• **Task goal**
Copy each line of the listing below exactly.

• **Records provided**

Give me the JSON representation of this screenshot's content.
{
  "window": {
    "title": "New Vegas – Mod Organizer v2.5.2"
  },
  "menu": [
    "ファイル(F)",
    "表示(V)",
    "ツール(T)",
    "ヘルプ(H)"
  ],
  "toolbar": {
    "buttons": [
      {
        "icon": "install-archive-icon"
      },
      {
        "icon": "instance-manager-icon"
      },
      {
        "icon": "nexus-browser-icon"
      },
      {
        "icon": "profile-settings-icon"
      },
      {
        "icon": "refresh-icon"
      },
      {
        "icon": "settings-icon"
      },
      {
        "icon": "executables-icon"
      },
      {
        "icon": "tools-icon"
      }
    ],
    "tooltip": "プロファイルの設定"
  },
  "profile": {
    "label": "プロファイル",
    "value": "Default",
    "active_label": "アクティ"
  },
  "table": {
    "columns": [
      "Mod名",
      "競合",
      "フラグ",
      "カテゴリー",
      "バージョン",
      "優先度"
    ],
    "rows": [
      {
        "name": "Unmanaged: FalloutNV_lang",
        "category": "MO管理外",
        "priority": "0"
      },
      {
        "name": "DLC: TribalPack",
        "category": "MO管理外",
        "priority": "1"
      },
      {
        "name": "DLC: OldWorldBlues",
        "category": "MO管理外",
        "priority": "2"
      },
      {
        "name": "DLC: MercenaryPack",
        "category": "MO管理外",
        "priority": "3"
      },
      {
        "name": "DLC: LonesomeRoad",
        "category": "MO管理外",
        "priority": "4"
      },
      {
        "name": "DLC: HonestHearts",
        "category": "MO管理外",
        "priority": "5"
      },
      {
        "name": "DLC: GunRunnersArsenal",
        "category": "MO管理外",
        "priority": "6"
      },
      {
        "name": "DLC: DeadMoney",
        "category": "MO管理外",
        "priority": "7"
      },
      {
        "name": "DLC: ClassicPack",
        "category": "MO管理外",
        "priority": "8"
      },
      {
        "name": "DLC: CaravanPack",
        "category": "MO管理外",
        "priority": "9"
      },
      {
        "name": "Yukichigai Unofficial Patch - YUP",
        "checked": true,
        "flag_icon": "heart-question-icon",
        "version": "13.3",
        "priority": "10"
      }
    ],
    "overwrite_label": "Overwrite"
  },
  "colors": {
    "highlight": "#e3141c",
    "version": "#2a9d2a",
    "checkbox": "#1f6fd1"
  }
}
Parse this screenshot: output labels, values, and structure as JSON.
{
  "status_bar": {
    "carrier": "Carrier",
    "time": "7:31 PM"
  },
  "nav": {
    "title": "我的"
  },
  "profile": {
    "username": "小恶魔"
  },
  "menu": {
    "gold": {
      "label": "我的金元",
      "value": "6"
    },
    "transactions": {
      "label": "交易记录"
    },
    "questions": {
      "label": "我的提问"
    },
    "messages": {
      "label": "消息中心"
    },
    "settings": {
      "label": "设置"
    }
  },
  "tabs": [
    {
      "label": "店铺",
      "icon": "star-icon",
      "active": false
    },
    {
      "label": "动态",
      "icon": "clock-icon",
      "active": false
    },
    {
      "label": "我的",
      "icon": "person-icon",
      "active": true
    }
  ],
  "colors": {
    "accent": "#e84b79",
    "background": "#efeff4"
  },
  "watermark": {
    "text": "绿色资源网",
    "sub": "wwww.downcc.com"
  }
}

• **Task result**
Give me the JSON representation of this screenshot's content.
{
  "window": {
    "title": "New Vegas – Mod Organizer v2.5.2"
  },
  "menu": [
    "ファイル(F)",
    "表示(V)",
    "ツール(T)",
    "ヘルプ(H)"
  ],
  "toolbar": {
    "buttons": [
      {
        "icon": "install-archive-icon"
      },
      {
        "icon": "instance-manager-icon"
      },
      {
        "icon": "nexus-browser-icon"
      },
      {
        "icon": "profile-settings-icon"
      },
      {
        "icon": "refresh-icon"
      },
      {
        "icon": "settings-icon"
      },
      {
        "icon": "executables-icon"
      },
      {
        "icon": "tools-icon"
      }
    ],
    "tooltip": "プロファイルの設定"
  },
  "profile": {
    "label": "プロファイル",
    "value": "Default",
    "active_label": "アクティ"
  },
  "table": {
    "columns": [
      "Mod名",
      "競合",
      "フラグ",
      "カテゴリー",
      "バージョン",
      "優先度"
    ],
    "rows": [
      {
        "name": "Unmanaged: FalloutNV_lang",
        "category": "MO管理外",
        "priority": "0"
      },
      {
        "name": "DLC: TribalPack",
        "category": "MO管理外",
        "priority": "1"
      },
      {
        "name": "DLC: OldWorldBlues",
        "category": "MO管理外",
        "priority": "2"
      },
      {
        "name": "DLC: MercenaryPack",
        "category": "MO管理外",
        "priority": "3"
      },
      {
        "name": "DLC: LonesomeRoad",
        "category": "MO管理外",
        "priority": "4"
      },
      {
        "name": "DLC: HonestHearts",
        "category": "MO管理外",
        "priority": "5"
      },
      {
        "name": "DLC: GunRunnersArsenal",
        "category": "MO管理外",
        "priority": "6"
      },
      {
        "name": "DLC: DeadMoney",
        "category": "MO管理外",
        "priority": "7"
      },
      {
        "name": "DLC: ClassicPack",
        "category": "MO管理外",
        "priority": "8"
      },
      {
        "name": "DLC: CaravanPack",
        "category": "MO管理外",
        "priority": "9"
      },
      {
        "name": "Yukichigai Unofficial Patch - YUP",
        "checked": true,
        "flag_icon": "heart-question-icon",
        "version": "13.3",
        "priority": "10"
      }
    ],
    "overwrite_label": "Overwrite"
  },
  "colors": {
    "highlight": "#e3141c",
    "version": "#2a9d2a",
    "checkbox": "#1f6fd1"
  }
}
Parse this screenshot: output labels, values, and structure as JSON.
{
  "status_bar": {
    "carrier": "Carrier",
    "time": "7:31 PM"
  },
  "nav": {
    "title": "我的"
  },
  "profile": {
    "username": "小恶魔"
  },
  "menu": {
    "gold": {
      "label": "我的金元",
      "value": "6"
    },
    "transactions": {
      "label": "交易记录"
    },
    "questions": {
      "label": "我的提问"
    },
    "messages": {
      "label": "消息中心"
    },
    "settings": {
      "label": "设置"
    }
  },
  "tabs": [
    {
      "label": "店铺",
      "icon": "star-icon",
      "active": false
    },
    {
      "label": "动态",
      "icon": "clock-icon",
      "active": false
    },
    {
      "label": "我的",
      "icon": "person-icon",
      "active": true
    }
  ],
  "colors": {
    "accent": "#e84b79",
    "background": "#efeff4"
  },
  "watermark": {
    "text": "绿色资源网",
    "sub": "wwww.downcc.com"
  }
}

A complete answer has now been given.